| Goal of the exercise |
Track down every line below that holds "structured" and copy it.

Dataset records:
>> begin

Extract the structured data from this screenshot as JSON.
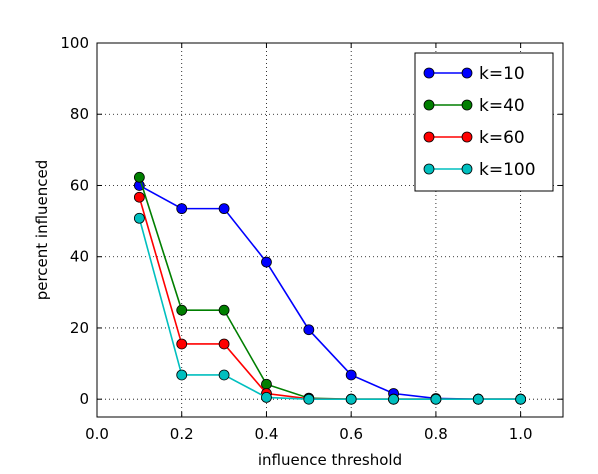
{
  "chart_data": {
    "type": "line",
    "title": "",
    "xlabel": "influence threshold",
    "ylabel": "percent influenced",
    "xlim": [
      0.0,
      1.1
    ],
    "ylim": [
      -5,
      100
    ],
    "x_ticks": [
      0.0,
      0.2,
      0.4,
      0.6,
      0.8,
      1.0
    ],
    "x_tick_labels": [
      "0.0",
      "0.2",
      "0.4",
      "0.6",
      "0.8",
      "1.0"
    ],
    "y_ticks": [
      0,
      20,
      40,
      60,
      80,
      100
    ],
    "y_tick_labels": [
      "0",
      "20",
      "40",
      "60",
      "80",
      "100"
    ],
    "grid": true,
    "legend_position": "top-right",
    "x": [
      0.1,
      0.2,
      0.3,
      0.4,
      0.5,
      0.6,
      0.7,
      0.8,
      0.9,
      1.0
    ],
    "series": [
      {
        "name": "k=10",
        "color": "#0000ff",
        "values": [
          60,
          53.5,
          53.5,
          38.5,
          19.5,
          6.8,
          1.6,
          0.2,
          0,
          0
        ]
      },
      {
        "name": "k=40",
        "color": "#007f00",
        "values": [
          62.3,
          25,
          25,
          4.2,
          0.3,
          0,
          0,
          0,
          0,
          0
        ]
      },
      {
        "name": "k=60",
        "color": "#ff0000",
        "values": [
          56.7,
          15.5,
          15.5,
          1.6,
          0.1,
          0,
          0,
          0,
          0,
          0
        ]
      },
      {
        "name": "k=100",
        "color": "#00bfbf",
        "values": [
          50.8,
          6.8,
          6.8,
          0.5,
          0,
          0,
          0,
          0,
          0,
          0
        ]
      }
    ]
  }
}
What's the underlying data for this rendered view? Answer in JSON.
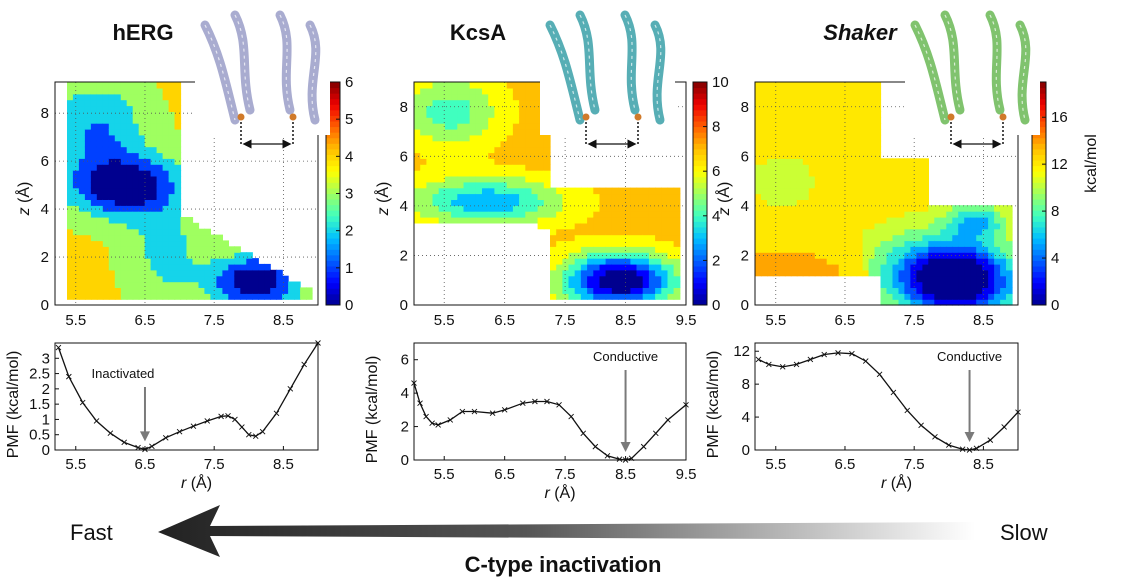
{
  "panels": [
    {
      "title": "hERG",
      "title_italic": false,
      "contour": {
        "x_ticks": [
          "5.5",
          "6.5",
          "7.5",
          "8.5"
        ],
        "y_ticks": [
          "0",
          "2",
          "4",
          "6",
          "8"
        ],
        "ylabel_var": "z",
        "ylabel_unit": " (Å)",
        "colorbar_ticks": [
          "0",
          "1",
          "2",
          "3",
          "4",
          "5",
          "6"
        ],
        "colorbar_unit": ""
      },
      "pmf": {
        "x_ticks": [
          "5.5",
          "6.5",
          "7.5",
          "8.5"
        ],
        "y_ticks": [
          "0",
          "0.5",
          "1",
          "1.5",
          "2",
          "2.5",
          "3"
        ],
        "annotation": "Inactivated",
        "ylabel": "PMF (kcal/mol)",
        "xlabel_var": "r",
        "xlabel_unit": " (Å)"
      }
    },
    {
      "title": "KcsA",
      "title_italic": false,
      "contour": {
        "x_ticks": [
          "5.5",
          "6.5",
          "7.5",
          "8.5",
          "9.5"
        ],
        "y_ticks": [
          "0",
          "2",
          "4",
          "6",
          "8"
        ],
        "ylabel_var": "z",
        "ylabel_unit": " (Å)",
        "colorbar_ticks": [
          "0",
          "2",
          "4",
          "6",
          "8",
          "10"
        ],
        "colorbar_unit": ""
      },
      "pmf": {
        "x_ticks": [
          "5.5",
          "6.5",
          "7.5",
          "8.5",
          "9.5"
        ],
        "y_ticks": [
          "0",
          "2",
          "4",
          "6"
        ],
        "annotation": "Conductive",
        "ylabel": "PMF (kcal/mol)",
        "xlabel_var": "r",
        "xlabel_unit": " (Å)"
      }
    },
    {
      "title": "Shaker",
      "title_italic": true,
      "contour": {
        "x_ticks": [
          "5.5",
          "6.5",
          "7.5",
          "8.5"
        ],
        "y_ticks": [
          "0",
          "2",
          "4",
          "6",
          "8"
        ],
        "ylabel_var": "z",
        "ylabel_unit": " (Å)",
        "colorbar_ticks": [
          "0",
          "4",
          "8",
          "12",
          "16"
        ],
        "colorbar_unit": "kcal/mol"
      },
      "pmf": {
        "x_ticks": [
          "5.5",
          "6.5",
          "7.5",
          "8.5"
        ],
        "y_ticks": [
          "0",
          "4",
          "8",
          "12"
        ],
        "annotation": "Conductive",
        "ylabel": "PMF (kcal/mol)",
        "xlabel_var": "r",
        "xlabel_unit": " (Å)"
      }
    }
  ],
  "arrow": {
    "left_label": "Fast",
    "right_label": "Slow",
    "caption": "C-type inactivation"
  },
  "colors": {
    "colormap": [
      "#00008f",
      "#0000ff",
      "#0060ff",
      "#00bfff",
      "#40ffbf",
      "#9fff60",
      "#ffff00",
      "#ffbf00",
      "#ff6000",
      "#ef0000",
      "#800000"
    ],
    "curve": "#111111",
    "annotation_arrow": "#7a7a7a",
    "big_arrow": "#333333"
  },
  "chart_data": [
    {
      "type": "heatmap",
      "title": "hERG",
      "xlabel": "r (Å)",
      "ylabel": "z (Å)",
      "xlim": [
        5.2,
        9.0
      ],
      "ylim": [
        0,
        9.3
      ],
      "colorbar_range": [
        0,
        6
      ],
      "minima": [
        {
          "r": 6.2,
          "z": 5.0,
          "v": 0
        },
        {
          "r": 8.1,
          "z": 1.0,
          "v": 0
        }
      ]
    },
    {
      "type": "heatmap",
      "title": "KcsA",
      "xlabel": "r (Å)",
      "ylabel": "z (Å)",
      "xlim": [
        5.0,
        9.5
      ],
      "ylim": [
        0,
        9.0
      ],
      "colorbar_range": [
        0,
        10
      ],
      "minima": [
        {
          "r": 8.4,
          "z": 1.0,
          "v": 0
        }
      ]
    },
    {
      "type": "heatmap",
      "title": "Shaker",
      "xlabel": "r (Å)",
      "ylabel": "z (Å)",
      "xlim": [
        5.2,
        9.0
      ],
      "ylim": [
        0,
        9.0
      ],
      "colorbar_range": [
        0,
        19
      ],
      "minima": [
        {
          "r": 8.2,
          "z": 1.0,
          "v": 0
        }
      ]
    },
    {
      "type": "line",
      "title": "hERG",
      "xlabel": "r (Å)",
      "ylabel": "PMF (kcal/mol)",
      "xlim": [
        5.2,
        9.0
      ],
      "ylim": [
        0,
        3.5
      ],
      "x": [
        5.25,
        5.4,
        5.6,
        5.8,
        6.0,
        6.2,
        6.4,
        6.5,
        6.6,
        6.8,
        7.0,
        7.2,
        7.4,
        7.6,
        7.7,
        7.8,
        7.9,
        8.0,
        8.1,
        8.2,
        8.4,
        8.6,
        8.8,
        9.0
      ],
      "values": [
        3.35,
        2.4,
        1.55,
        0.95,
        0.55,
        0.25,
        0.08,
        0.02,
        0.12,
        0.4,
        0.6,
        0.78,
        0.95,
        1.1,
        1.12,
        1.0,
        0.75,
        0.5,
        0.45,
        0.6,
        1.2,
        2.0,
        2.8,
        3.5
      ]
    },
    {
      "type": "line",
      "title": "KcsA",
      "xlabel": "r (Å)",
      "ylabel": "PMF (kcal/mol)",
      "xlim": [
        5.0,
        9.5
      ],
      "ylim": [
        0,
        7
      ],
      "x": [
        5.0,
        5.1,
        5.2,
        5.3,
        5.4,
        5.6,
        5.8,
        6.0,
        6.3,
        6.5,
        6.8,
        7.0,
        7.2,
        7.4,
        7.6,
        7.8,
        8.0,
        8.2,
        8.4,
        8.5,
        8.6,
        8.8,
        9.0,
        9.2,
        9.5
      ],
      "values": [
        4.6,
        3.4,
        2.6,
        2.2,
        2.1,
        2.4,
        2.9,
        2.9,
        2.8,
        3.0,
        3.4,
        3.5,
        3.5,
        3.3,
        2.6,
        1.6,
        0.8,
        0.25,
        0.05,
        0.0,
        0.1,
        0.8,
        1.6,
        2.4,
        3.3
      ]
    },
    {
      "type": "line",
      "title": "Shaker",
      "xlabel": "r (Å)",
      "ylabel": "PMF (kcal/mol)",
      "xlim": [
        5.2,
        9.0
      ],
      "ylim": [
        0,
        13
      ],
      "x": [
        5.25,
        5.4,
        5.6,
        5.8,
        6.0,
        6.2,
        6.4,
        6.6,
        6.8,
        7.0,
        7.2,
        7.4,
        7.6,
        7.8,
        8.0,
        8.2,
        8.3,
        8.4,
        8.6,
        8.8,
        9.0
      ],
      "values": [
        11.0,
        10.4,
        10.1,
        10.4,
        11.0,
        11.6,
        11.8,
        11.7,
        10.8,
        9.2,
        7.0,
        4.8,
        3.0,
        1.6,
        0.6,
        0.1,
        0.0,
        0.2,
        1.2,
        2.8,
        4.6
      ]
    }
  ]
}
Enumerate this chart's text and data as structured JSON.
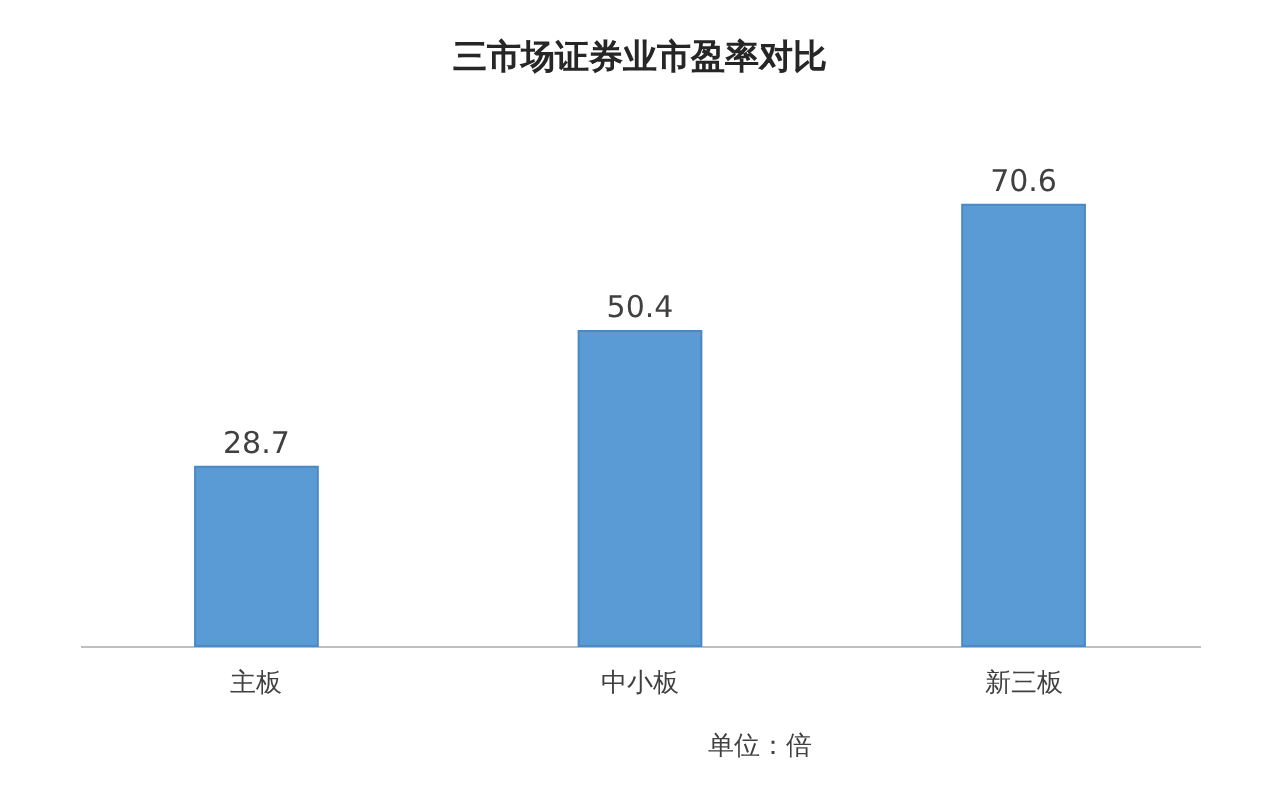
{
  "chart_data": {
    "type": "bar",
    "title": "三市场证券业市盈率对比",
    "categories": [
      "主板",
      "中小板",
      "新三板"
    ],
    "values": [
      28.7,
      50.4,
      70.6
    ],
    "color": "#5b9bd5",
    "data_labels": true,
    "annotations": [
      "单位：倍"
    ]
  }
}
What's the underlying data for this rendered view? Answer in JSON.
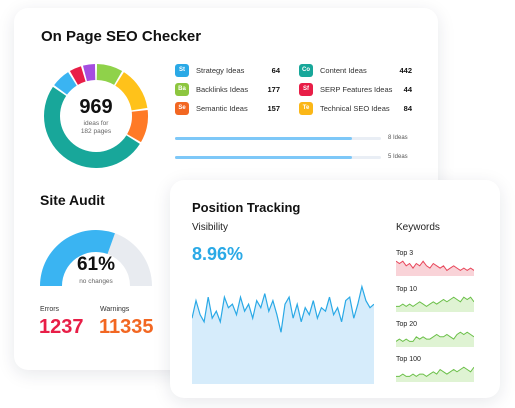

>> end

| Correct output |
Extract the structured data from this screenshot as JSON.
Enumerate this chart's text and data as structured JSON.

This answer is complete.